-- Raw records start --

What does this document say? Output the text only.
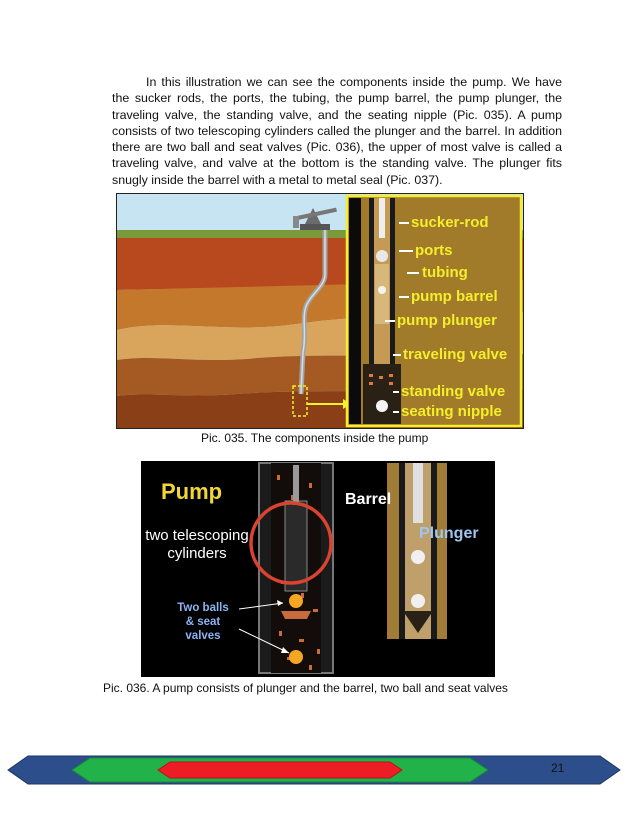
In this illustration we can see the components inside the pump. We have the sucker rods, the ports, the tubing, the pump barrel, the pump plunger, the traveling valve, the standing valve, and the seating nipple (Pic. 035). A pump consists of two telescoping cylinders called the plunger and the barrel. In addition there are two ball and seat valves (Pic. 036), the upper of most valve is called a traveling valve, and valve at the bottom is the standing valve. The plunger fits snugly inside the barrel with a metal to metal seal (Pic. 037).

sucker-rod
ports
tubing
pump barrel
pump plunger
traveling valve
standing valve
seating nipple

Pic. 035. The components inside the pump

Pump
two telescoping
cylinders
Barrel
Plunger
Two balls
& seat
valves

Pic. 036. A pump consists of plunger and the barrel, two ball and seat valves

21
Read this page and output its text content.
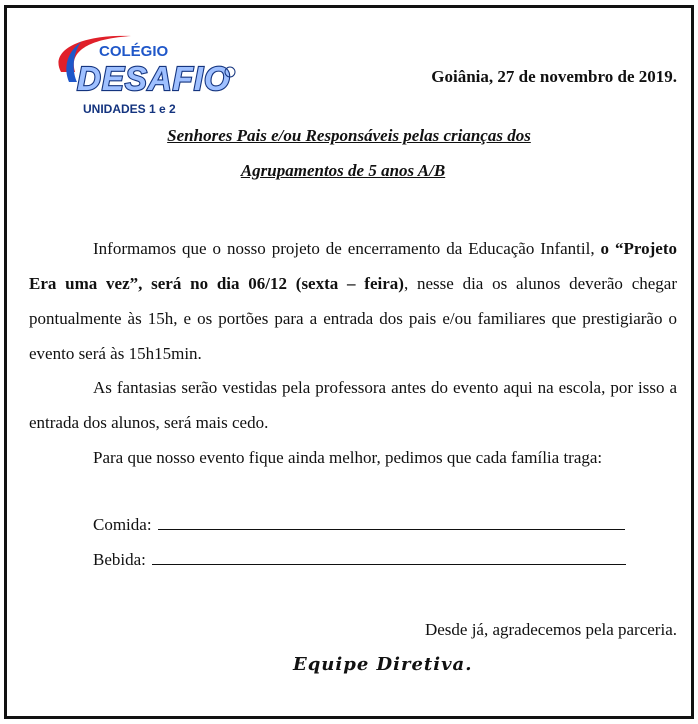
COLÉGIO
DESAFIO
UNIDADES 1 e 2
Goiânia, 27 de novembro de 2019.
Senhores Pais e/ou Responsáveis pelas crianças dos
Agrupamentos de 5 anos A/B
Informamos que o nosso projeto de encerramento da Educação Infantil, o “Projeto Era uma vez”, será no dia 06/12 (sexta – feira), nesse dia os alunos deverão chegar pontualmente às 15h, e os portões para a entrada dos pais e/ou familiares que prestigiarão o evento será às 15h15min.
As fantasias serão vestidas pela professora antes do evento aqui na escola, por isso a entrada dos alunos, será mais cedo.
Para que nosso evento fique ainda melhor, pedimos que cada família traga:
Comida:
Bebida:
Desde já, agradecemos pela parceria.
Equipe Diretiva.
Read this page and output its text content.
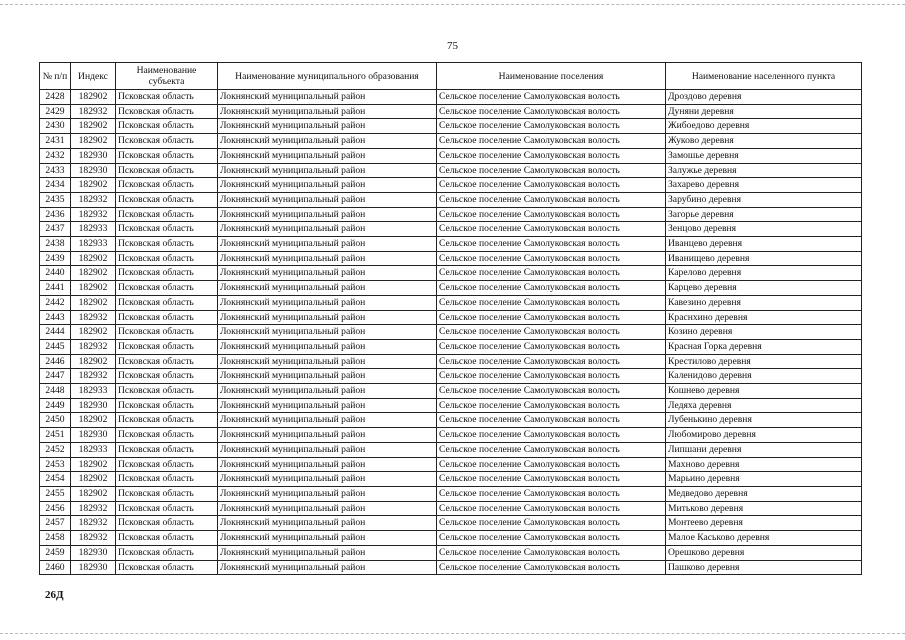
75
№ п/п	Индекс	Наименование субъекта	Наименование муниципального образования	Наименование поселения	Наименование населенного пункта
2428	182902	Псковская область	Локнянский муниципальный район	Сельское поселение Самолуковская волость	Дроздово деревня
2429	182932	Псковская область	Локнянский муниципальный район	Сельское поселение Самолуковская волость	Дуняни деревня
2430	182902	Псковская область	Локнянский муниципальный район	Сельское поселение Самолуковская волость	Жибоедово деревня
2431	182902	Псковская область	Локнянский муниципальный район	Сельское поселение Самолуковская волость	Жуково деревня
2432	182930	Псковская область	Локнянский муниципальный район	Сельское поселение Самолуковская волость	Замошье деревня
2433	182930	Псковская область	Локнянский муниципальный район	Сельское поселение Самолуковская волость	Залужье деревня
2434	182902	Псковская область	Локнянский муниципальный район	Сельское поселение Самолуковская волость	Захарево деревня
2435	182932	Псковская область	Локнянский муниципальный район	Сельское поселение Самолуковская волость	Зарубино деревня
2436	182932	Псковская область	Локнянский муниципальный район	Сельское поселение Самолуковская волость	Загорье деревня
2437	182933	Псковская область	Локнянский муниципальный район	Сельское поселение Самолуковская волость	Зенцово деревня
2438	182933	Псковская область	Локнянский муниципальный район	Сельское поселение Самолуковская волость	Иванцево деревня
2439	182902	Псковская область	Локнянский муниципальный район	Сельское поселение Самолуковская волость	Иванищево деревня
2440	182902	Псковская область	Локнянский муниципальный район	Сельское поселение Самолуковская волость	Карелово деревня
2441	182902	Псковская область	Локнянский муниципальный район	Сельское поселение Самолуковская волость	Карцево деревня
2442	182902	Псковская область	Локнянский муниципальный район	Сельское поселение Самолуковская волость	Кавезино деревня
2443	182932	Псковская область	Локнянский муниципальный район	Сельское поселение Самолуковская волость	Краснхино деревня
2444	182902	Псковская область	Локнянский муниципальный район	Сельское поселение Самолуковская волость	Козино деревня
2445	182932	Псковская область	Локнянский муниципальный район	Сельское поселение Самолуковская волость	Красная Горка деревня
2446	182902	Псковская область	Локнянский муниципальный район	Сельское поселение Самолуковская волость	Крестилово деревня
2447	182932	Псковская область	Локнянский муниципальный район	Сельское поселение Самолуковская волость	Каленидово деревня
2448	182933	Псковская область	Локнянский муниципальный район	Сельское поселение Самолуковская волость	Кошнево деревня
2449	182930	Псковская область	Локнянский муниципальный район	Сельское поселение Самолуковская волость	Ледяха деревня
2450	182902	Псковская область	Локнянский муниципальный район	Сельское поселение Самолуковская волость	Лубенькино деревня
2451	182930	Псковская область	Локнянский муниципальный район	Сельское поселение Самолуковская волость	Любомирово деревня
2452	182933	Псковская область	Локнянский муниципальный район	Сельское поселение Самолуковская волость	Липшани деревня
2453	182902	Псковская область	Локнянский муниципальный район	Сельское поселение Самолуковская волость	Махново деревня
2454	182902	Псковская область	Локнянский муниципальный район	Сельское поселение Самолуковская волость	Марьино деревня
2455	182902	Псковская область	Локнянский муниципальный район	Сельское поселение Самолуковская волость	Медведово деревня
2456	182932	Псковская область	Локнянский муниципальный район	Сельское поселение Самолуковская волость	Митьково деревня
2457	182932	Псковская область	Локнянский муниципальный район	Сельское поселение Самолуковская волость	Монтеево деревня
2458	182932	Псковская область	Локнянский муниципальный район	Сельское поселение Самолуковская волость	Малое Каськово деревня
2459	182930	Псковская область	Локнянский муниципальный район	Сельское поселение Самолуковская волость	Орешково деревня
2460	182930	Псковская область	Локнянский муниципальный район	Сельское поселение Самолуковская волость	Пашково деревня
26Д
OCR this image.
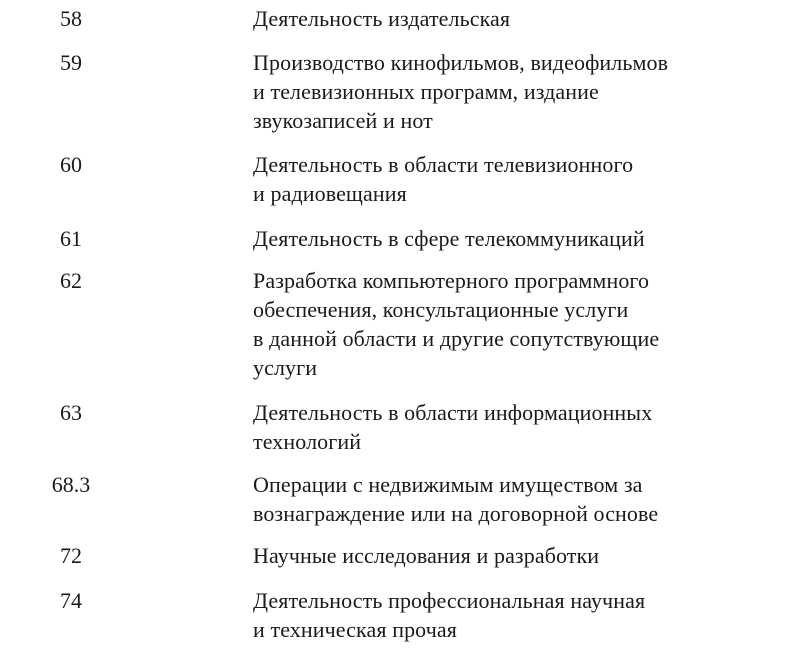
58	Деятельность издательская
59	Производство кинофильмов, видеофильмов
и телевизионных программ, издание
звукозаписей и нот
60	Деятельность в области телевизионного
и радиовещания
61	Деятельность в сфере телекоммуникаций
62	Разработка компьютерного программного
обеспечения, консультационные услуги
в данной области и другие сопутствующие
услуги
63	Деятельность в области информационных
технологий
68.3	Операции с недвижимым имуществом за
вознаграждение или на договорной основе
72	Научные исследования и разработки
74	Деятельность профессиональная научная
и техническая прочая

-- Raw records end --
-- Raw records start --

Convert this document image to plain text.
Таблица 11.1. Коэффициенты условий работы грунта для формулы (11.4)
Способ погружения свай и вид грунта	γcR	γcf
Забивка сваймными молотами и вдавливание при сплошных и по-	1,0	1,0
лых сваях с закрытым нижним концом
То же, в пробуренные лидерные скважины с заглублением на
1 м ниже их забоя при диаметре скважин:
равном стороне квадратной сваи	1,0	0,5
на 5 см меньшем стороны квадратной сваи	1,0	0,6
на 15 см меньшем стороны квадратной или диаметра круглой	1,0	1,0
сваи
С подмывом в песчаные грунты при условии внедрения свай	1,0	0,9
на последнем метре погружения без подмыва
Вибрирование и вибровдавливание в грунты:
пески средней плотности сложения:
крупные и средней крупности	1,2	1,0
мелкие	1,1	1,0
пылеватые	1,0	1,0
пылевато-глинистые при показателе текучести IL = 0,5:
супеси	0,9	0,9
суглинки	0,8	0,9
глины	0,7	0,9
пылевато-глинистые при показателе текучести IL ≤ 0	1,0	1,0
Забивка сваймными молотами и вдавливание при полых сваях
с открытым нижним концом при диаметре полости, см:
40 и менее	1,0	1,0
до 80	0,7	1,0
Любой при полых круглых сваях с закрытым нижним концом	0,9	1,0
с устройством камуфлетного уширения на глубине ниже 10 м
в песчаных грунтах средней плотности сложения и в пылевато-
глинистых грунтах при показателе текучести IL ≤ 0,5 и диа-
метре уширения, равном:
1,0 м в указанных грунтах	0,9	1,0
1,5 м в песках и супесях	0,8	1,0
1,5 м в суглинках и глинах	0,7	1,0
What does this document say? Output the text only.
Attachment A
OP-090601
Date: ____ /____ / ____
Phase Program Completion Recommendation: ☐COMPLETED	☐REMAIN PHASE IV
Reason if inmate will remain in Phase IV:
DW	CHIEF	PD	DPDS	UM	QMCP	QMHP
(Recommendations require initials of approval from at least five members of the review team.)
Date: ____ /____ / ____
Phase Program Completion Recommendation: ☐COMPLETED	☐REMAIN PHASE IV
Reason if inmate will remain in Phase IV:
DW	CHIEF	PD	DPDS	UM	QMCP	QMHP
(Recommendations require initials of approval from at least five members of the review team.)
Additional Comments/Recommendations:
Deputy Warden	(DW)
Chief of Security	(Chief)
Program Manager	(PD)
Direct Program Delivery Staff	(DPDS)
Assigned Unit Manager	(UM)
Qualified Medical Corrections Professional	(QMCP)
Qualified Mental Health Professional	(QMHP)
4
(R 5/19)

-- Raw records end --
-- Raw records start --

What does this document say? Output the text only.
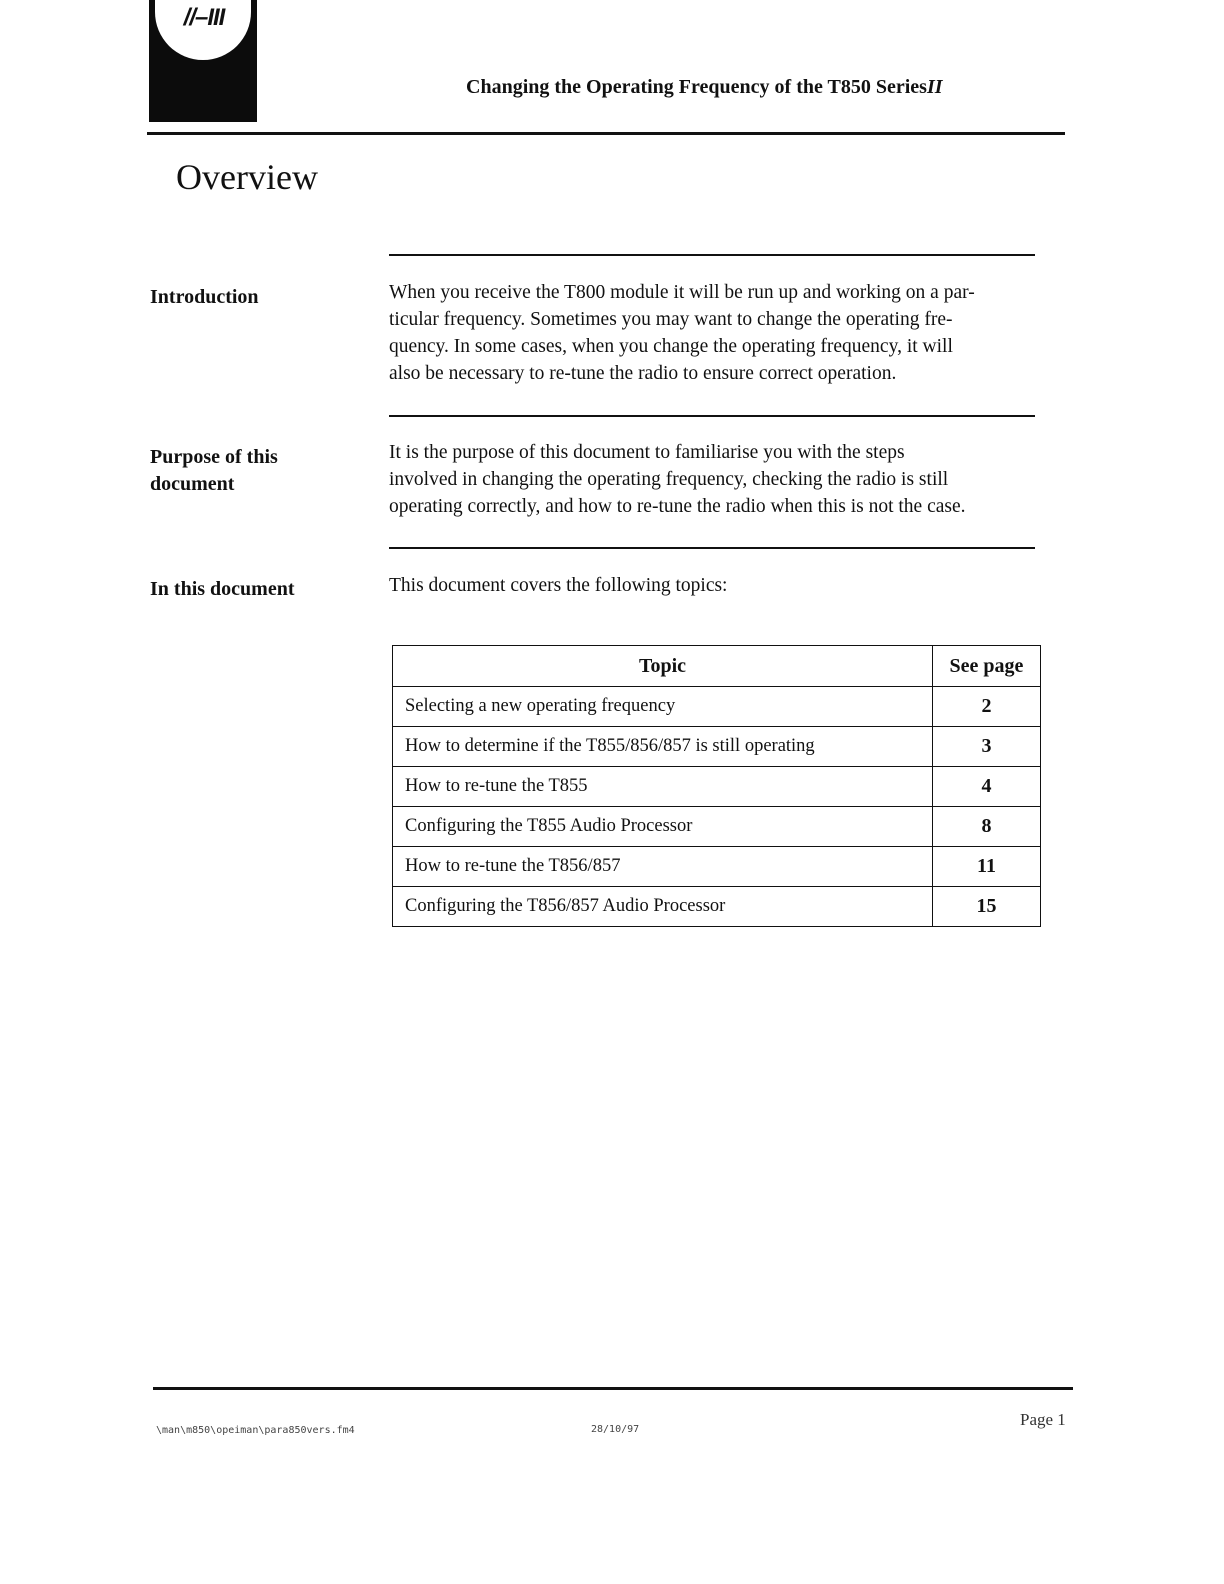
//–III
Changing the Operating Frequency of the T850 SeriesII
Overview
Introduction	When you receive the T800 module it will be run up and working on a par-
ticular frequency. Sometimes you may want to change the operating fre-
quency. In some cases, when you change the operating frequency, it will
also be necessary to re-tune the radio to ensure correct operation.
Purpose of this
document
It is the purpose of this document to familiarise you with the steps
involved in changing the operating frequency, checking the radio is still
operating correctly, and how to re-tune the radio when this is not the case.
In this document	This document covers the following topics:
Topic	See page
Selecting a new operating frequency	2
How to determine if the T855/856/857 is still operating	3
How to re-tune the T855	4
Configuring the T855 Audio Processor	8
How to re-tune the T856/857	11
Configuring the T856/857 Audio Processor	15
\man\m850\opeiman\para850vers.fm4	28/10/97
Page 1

-- Raw records end --

### Instructions to follow
Go over the records above and tally each line that includes "сваи". Give the total by itself.

### Expected answer
3